- _REQUIRED TASK_
Among the entries that follow, tally the lines with the string "operations". Give no more than the number.

- _INPUT MATERIAL_
___

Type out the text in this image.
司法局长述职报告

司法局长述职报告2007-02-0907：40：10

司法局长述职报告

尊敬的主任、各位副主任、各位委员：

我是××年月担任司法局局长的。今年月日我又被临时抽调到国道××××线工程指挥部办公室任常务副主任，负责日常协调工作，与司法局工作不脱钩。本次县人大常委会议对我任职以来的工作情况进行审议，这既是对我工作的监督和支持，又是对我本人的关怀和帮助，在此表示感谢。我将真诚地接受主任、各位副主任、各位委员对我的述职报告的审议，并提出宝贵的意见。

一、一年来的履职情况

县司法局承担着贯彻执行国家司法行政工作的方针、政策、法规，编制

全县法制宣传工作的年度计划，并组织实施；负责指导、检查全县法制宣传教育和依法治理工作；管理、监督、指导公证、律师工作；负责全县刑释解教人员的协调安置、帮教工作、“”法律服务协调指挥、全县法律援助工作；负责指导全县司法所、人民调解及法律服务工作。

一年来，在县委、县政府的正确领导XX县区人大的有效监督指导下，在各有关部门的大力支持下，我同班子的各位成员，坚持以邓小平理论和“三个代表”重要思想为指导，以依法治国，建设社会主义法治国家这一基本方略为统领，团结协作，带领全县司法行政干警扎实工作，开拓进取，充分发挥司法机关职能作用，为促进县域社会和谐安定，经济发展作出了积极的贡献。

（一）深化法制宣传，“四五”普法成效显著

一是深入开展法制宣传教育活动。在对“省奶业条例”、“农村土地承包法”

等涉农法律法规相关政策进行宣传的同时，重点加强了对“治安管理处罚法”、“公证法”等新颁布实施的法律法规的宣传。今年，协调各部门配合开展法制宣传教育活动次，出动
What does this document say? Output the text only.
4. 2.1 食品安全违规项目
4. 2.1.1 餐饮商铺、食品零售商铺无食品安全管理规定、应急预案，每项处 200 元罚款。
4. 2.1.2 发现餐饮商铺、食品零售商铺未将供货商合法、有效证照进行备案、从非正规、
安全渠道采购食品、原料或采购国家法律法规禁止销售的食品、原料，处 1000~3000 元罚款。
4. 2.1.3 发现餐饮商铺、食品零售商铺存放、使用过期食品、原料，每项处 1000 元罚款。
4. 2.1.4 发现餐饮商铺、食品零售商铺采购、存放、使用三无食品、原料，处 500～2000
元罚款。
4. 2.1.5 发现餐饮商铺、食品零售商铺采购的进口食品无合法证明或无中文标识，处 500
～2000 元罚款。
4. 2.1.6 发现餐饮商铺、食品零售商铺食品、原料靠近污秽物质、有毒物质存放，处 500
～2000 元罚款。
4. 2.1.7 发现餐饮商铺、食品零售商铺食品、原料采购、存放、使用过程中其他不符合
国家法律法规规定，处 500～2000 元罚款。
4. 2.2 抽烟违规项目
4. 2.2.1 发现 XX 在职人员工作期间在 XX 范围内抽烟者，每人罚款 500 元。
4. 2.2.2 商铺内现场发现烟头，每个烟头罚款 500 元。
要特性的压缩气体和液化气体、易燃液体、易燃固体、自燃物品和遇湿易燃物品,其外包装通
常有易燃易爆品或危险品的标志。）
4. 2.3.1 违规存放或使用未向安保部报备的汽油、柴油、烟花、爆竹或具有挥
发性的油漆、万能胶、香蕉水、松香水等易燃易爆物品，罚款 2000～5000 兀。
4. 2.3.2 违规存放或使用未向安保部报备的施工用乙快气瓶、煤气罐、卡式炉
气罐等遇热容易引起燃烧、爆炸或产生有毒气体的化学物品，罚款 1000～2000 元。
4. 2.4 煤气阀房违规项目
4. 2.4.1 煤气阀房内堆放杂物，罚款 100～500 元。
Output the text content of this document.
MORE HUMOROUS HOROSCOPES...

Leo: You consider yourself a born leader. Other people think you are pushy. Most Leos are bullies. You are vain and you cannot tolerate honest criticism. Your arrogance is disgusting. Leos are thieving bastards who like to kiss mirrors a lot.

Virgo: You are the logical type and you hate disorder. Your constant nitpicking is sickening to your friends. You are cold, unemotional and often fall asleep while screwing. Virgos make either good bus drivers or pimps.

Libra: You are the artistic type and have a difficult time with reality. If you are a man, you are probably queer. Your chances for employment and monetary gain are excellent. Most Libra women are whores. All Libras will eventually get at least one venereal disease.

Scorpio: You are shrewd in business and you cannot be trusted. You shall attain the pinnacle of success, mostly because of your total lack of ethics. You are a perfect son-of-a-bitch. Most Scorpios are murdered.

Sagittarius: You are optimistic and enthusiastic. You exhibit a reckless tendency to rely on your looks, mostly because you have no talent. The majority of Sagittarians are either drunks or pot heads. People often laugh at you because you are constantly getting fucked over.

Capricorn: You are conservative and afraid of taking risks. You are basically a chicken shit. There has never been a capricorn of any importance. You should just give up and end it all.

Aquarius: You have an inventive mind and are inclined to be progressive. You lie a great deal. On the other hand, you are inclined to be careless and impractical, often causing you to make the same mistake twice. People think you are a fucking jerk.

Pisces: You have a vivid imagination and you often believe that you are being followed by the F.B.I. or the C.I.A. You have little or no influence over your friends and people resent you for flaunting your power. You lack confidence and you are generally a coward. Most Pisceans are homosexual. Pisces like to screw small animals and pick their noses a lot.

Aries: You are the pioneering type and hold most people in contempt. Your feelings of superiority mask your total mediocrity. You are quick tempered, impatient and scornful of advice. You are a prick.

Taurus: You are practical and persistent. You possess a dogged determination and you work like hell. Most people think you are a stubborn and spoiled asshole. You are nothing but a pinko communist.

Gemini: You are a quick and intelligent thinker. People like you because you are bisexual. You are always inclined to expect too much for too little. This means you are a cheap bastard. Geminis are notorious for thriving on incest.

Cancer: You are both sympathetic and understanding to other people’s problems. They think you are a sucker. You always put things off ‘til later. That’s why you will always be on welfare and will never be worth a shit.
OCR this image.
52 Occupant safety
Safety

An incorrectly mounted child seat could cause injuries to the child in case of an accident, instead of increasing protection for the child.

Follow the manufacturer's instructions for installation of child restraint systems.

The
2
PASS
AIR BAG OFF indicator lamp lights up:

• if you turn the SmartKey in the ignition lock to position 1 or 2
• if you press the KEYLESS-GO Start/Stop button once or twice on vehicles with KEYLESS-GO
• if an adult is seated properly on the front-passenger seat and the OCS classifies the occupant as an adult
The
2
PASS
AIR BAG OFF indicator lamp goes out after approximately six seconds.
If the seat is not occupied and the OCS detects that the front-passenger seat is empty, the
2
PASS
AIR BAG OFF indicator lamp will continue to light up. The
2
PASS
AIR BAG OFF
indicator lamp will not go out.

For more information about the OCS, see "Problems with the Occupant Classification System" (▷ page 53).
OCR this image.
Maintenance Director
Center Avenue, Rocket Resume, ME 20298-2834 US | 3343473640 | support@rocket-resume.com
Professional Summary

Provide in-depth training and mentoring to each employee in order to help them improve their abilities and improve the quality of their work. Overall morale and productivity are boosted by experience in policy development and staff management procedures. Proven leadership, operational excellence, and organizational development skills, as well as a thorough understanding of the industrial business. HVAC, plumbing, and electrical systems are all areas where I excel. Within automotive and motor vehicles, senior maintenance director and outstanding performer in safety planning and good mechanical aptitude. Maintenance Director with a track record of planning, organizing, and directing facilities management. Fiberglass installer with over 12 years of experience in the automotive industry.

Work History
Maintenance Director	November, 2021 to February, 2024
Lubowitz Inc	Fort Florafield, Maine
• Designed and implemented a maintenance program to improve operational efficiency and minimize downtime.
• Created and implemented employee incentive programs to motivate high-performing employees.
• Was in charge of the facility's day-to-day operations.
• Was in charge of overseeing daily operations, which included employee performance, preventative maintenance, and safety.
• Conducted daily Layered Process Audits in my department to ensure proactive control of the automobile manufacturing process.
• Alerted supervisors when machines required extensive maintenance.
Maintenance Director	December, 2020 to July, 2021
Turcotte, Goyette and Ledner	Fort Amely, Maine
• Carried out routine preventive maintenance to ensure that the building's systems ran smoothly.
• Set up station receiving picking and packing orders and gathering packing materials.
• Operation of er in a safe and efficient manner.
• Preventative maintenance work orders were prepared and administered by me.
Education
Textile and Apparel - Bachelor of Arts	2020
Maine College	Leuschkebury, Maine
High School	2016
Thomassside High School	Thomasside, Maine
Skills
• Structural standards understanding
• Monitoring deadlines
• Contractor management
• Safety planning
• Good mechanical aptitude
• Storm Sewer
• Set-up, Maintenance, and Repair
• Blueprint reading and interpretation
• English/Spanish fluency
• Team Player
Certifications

___

- _RESULT OF THIS EXERCISE_
2